Search the data below for the word "this" and copy each line that holds it.

### [Dataset rows]
## start
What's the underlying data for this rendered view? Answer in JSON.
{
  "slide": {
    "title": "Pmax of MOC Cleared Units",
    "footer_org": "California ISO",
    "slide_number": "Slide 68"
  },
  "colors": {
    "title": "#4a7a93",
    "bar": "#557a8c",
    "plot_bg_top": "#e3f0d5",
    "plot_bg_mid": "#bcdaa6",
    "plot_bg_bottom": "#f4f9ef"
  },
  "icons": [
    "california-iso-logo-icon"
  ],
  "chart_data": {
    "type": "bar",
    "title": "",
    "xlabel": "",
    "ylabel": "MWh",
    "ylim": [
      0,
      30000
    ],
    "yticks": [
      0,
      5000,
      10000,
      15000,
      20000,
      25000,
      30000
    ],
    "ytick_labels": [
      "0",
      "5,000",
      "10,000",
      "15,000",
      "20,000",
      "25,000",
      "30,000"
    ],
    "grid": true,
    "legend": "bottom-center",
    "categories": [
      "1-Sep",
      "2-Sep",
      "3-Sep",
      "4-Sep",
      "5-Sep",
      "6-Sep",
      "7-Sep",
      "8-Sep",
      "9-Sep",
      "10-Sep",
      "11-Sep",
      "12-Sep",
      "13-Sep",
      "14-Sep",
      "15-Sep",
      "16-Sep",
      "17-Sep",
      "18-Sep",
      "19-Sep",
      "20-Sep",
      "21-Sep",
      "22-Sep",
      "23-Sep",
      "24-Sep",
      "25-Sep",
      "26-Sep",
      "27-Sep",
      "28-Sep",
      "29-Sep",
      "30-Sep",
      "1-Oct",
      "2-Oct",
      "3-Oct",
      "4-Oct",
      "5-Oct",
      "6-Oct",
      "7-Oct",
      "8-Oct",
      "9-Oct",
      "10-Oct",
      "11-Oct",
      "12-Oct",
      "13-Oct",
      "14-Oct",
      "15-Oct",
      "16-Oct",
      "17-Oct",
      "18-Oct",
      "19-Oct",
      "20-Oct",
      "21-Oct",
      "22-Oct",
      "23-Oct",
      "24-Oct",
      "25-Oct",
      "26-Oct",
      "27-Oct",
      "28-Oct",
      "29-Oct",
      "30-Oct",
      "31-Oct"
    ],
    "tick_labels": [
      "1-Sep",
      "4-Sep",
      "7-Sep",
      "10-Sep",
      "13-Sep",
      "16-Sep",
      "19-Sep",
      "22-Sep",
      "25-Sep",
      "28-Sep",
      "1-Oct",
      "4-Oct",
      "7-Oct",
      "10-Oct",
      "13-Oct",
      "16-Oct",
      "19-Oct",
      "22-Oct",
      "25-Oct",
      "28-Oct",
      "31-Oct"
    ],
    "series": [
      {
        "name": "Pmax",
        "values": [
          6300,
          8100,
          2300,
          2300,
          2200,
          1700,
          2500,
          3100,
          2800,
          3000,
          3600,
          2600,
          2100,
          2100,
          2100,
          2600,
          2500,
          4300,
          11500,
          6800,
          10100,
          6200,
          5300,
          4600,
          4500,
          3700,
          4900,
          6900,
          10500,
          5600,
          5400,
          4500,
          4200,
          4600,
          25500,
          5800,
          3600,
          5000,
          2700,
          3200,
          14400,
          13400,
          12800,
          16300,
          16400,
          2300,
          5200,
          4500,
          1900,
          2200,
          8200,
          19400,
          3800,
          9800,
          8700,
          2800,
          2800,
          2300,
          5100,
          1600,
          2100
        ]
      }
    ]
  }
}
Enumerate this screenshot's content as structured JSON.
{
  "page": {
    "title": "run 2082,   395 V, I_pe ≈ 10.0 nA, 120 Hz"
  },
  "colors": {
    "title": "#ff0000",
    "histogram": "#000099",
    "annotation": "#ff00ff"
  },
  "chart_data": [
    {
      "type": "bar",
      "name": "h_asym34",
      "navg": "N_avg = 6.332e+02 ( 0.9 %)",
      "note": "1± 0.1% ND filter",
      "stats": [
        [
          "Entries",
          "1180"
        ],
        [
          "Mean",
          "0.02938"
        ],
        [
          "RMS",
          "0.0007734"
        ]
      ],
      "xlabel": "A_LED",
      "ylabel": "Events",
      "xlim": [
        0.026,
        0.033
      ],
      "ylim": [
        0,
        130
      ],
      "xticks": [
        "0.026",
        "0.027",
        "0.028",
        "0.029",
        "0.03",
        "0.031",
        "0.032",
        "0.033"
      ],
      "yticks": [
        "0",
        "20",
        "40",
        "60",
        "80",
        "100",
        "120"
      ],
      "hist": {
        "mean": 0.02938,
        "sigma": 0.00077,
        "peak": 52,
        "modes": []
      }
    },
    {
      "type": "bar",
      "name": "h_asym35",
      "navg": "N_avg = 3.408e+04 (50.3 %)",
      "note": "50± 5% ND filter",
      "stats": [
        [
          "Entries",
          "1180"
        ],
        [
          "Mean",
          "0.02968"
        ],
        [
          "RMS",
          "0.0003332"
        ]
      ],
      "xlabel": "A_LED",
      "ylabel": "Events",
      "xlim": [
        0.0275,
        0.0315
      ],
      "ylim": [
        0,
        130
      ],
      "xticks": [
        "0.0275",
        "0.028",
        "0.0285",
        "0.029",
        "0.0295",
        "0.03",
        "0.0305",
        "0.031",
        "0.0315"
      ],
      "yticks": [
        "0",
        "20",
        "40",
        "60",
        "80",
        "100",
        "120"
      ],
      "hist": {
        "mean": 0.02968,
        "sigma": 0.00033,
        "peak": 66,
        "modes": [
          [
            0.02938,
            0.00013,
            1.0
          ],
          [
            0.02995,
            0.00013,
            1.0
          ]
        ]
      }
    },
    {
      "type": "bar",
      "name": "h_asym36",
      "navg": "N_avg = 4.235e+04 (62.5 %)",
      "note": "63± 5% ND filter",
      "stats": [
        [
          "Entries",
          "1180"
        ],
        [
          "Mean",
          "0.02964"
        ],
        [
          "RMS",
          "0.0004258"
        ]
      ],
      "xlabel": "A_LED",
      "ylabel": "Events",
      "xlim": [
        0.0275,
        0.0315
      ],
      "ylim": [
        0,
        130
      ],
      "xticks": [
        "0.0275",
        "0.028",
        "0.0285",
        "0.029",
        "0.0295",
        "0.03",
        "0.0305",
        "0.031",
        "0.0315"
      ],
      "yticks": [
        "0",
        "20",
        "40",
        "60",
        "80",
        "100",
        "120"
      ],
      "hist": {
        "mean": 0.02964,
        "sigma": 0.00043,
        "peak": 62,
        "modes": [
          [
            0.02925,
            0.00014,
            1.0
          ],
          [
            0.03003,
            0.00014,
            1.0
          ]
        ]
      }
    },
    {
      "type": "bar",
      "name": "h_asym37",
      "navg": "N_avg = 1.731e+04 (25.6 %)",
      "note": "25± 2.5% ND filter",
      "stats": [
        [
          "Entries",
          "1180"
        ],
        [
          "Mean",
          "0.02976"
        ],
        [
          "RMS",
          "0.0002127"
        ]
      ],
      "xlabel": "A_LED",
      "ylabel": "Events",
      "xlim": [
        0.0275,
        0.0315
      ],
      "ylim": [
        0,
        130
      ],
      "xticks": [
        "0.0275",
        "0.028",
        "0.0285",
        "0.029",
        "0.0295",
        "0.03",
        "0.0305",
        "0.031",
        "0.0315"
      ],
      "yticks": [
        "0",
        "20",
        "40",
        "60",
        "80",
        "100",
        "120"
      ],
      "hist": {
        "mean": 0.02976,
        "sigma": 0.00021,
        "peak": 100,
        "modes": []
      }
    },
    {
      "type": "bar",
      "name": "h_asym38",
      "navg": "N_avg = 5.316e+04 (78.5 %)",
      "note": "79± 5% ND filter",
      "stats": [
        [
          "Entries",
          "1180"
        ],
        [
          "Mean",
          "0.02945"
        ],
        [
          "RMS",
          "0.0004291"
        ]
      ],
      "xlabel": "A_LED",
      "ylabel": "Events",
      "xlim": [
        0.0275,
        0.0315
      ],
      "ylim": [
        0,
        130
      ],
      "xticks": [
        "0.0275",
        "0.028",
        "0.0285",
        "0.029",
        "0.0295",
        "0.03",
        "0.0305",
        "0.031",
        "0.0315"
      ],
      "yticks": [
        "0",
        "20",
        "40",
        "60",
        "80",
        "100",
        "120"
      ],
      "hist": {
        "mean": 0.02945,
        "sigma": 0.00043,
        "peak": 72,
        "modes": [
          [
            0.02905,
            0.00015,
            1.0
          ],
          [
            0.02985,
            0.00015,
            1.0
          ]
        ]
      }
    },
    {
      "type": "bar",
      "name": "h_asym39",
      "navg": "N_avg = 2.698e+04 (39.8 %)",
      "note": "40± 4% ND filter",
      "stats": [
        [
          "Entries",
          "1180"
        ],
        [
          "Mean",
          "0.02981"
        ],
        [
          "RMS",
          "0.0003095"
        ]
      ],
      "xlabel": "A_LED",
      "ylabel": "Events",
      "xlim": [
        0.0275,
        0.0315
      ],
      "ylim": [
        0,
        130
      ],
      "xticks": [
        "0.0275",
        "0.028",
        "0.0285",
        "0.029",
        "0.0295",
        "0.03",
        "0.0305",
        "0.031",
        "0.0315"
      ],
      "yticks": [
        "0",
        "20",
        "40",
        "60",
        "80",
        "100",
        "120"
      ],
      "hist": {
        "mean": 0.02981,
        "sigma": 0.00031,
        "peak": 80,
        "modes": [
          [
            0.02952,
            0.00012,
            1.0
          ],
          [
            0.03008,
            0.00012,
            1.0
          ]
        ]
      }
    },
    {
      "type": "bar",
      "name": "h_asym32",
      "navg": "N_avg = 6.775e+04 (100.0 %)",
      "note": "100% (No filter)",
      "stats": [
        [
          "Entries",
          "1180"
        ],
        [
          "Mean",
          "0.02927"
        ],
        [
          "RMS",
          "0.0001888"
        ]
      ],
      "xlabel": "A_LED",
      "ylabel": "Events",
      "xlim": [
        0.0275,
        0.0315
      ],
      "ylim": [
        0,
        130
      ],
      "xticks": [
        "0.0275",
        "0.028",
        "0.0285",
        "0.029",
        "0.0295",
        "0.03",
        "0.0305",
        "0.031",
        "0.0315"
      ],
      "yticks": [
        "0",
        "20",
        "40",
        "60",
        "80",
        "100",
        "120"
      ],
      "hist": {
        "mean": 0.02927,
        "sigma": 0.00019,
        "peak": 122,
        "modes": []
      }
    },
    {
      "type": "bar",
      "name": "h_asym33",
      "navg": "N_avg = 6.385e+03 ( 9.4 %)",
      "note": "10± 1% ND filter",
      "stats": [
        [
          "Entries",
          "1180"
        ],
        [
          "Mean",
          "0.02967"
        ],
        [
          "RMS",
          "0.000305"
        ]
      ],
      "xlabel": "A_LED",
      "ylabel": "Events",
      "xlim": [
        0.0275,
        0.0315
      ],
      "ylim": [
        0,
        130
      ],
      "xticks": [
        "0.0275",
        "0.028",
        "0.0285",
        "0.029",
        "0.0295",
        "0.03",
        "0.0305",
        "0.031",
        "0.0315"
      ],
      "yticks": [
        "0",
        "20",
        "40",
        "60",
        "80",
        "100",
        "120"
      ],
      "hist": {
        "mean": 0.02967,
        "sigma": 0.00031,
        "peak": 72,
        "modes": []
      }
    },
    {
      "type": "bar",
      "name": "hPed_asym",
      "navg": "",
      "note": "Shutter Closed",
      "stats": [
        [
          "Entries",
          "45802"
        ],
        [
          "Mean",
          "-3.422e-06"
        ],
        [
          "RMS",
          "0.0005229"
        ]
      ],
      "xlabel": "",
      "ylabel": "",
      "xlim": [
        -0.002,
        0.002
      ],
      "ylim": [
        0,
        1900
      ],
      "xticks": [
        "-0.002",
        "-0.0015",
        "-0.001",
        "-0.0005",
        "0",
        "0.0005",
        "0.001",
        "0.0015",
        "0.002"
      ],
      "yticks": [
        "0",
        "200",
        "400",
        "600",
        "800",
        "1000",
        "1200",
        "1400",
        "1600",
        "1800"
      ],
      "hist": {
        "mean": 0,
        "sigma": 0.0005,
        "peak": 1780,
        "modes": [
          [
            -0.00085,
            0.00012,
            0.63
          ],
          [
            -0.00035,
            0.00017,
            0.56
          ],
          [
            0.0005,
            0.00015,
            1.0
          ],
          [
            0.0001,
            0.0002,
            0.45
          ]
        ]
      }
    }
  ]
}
## end
### [The result]
What's the underlying data for this rendered view? Answer in JSON.
Enumerate this screenshot's content as structured JSON.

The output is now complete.